Pictures stay out; everything else in the records below is copied exactly.
* begin Input records *
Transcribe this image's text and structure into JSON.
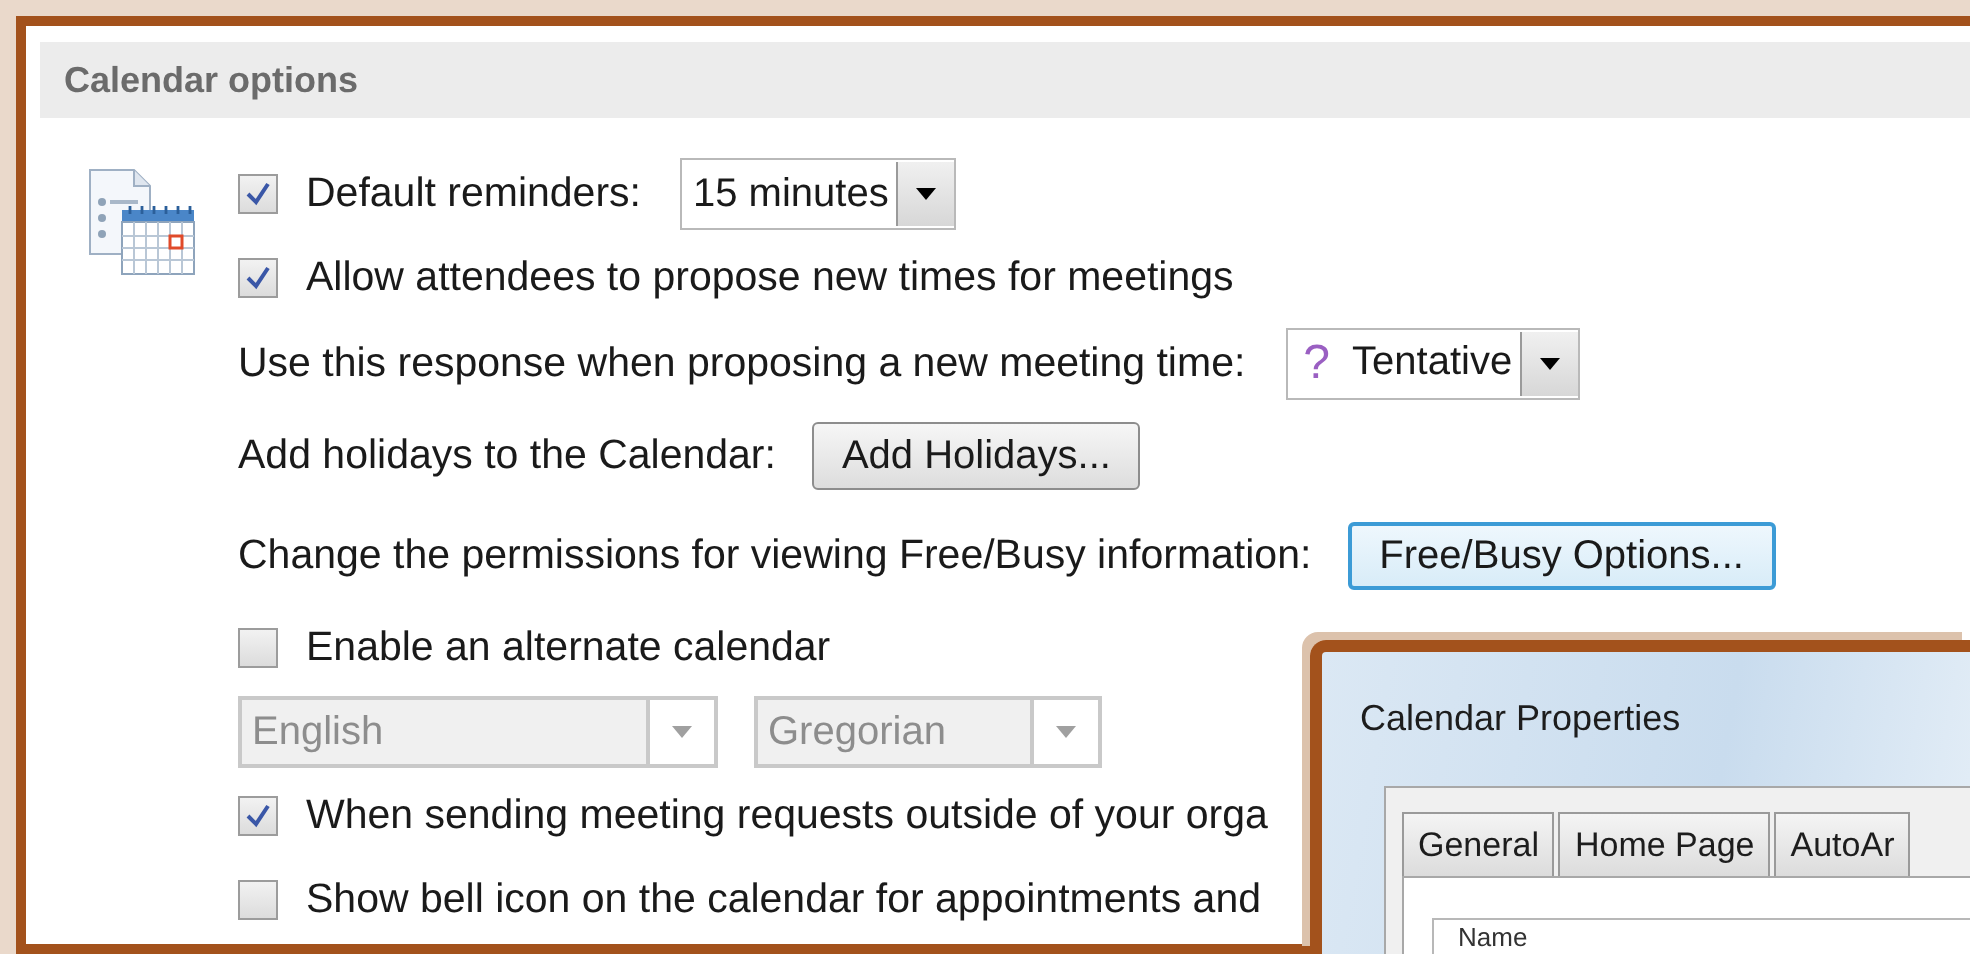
{
  "section_title": "Calendar options",
  "options": [
    {
      "kind": "checkbox",
      "label": "Default reminders:",
      "checked": true,
      "select": {
        "value": "15 minutes"
      }
    },
    {
      "kind": "checkbox",
      "label": "Allow attendees to propose new times for meetings",
      "checked": true
    },
    {
      "kind": "select",
      "label": "Use this response when proposing a new meeting time:",
      "select": {
        "icon_text": "?",
        "value": "Tentative"
      }
    },
    {
      "kind": "button",
      "label": "Add holidays to the Calendar:",
      "button": {
        "label": "Add Holidays...",
        "focused": false
      }
    },
    {
      "kind": "button",
      "label": "Change the permissions for viewing Free/Busy information:",
      "button": {
        "label": "Free/Busy Options...",
        "focused": true
      }
    },
    {
      "kind": "checkbox",
      "label": "Enable an alternate calendar",
      "checked": false
    },
    {
      "kind": "select_pair",
      "selects": [
        {
          "value": "English",
          "disabled": true
        },
        {
          "value": "Gregorian",
          "disabled": true
        }
      ]
    },
    {
      "kind": "checkbox",
      "label": "When sending meeting requests outside of your orga",
      "checked": true
    },
    {
      "kind": "checkbox",
      "label": "Show bell icon on the calendar for appointments and",
      "checked": false
    }
  ],
  "dialog": {
    "title": "Calendar Properties",
    "tabs": [
      {
        "label": "General",
        "selected": false
      },
      {
        "label": "Home Page",
        "selected": false
      },
      {
        "label": "AutoAr",
        "selected": false
      }
    ],
    "field_label": "Name"
  }
}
* end Input records *
Expected answer:
Transcribe this image's text and structure into JSON.
{
  "section_title": "Calendar options",
  "options": [
    {
      "kind": "checkbox",
      "label": "Default reminders:",
      "checked": true,
      "select": {
        "value": "15 minutes"
      }
    },
    {
      "kind": "checkbox",
      "label": "Allow attendees to propose new times for meetings",
      "checked": true
    },
    {
      "kind": "select",
      "label": "Use this response when proposing a new meeting time:",
      "select": {
        "icon_text": "?",
        "value": "Tentative"
      }
    },
    {
      "kind": "button",
      "label": "Add holidays to the Calendar:",
      "button": {
        "label": "Add Holidays...",
        "focused": false
      }
    },
    {
      "kind": "button",
      "label": "Change the permissions for viewing Free/Busy information:",
      "button": {
        "label": "Free/Busy Options...",
        "focused": true
      }
    },
    {
      "kind": "checkbox",
      "label": "Enable an alternate calendar",
      "checked": false
    },
    {
      "kind": "select_pair",
      "selects": [
        {
          "value": "English",
          "disabled": true
        },
        {
          "value": "Gregorian",
          "disabled": true
        }
      ]
    },
    {
      "kind": "checkbox",
      "label": "When sending meeting requests outside of your orga",
      "checked": true
    },
    {
      "kind": "checkbox",
      "label": "Show bell icon on the calendar for appointments and",
      "checked": false
    }
  ],
  "dialog": {
    "title": "Calendar Properties",
    "tabs": [
      {
        "label": "General",
        "selected": false
      },
      {
        "label": "Home Page",
        "selected": false
      },
      {
        "label": "AutoAr",
        "selected": false
      }
    ],
    "field_label": "Name"
  }
}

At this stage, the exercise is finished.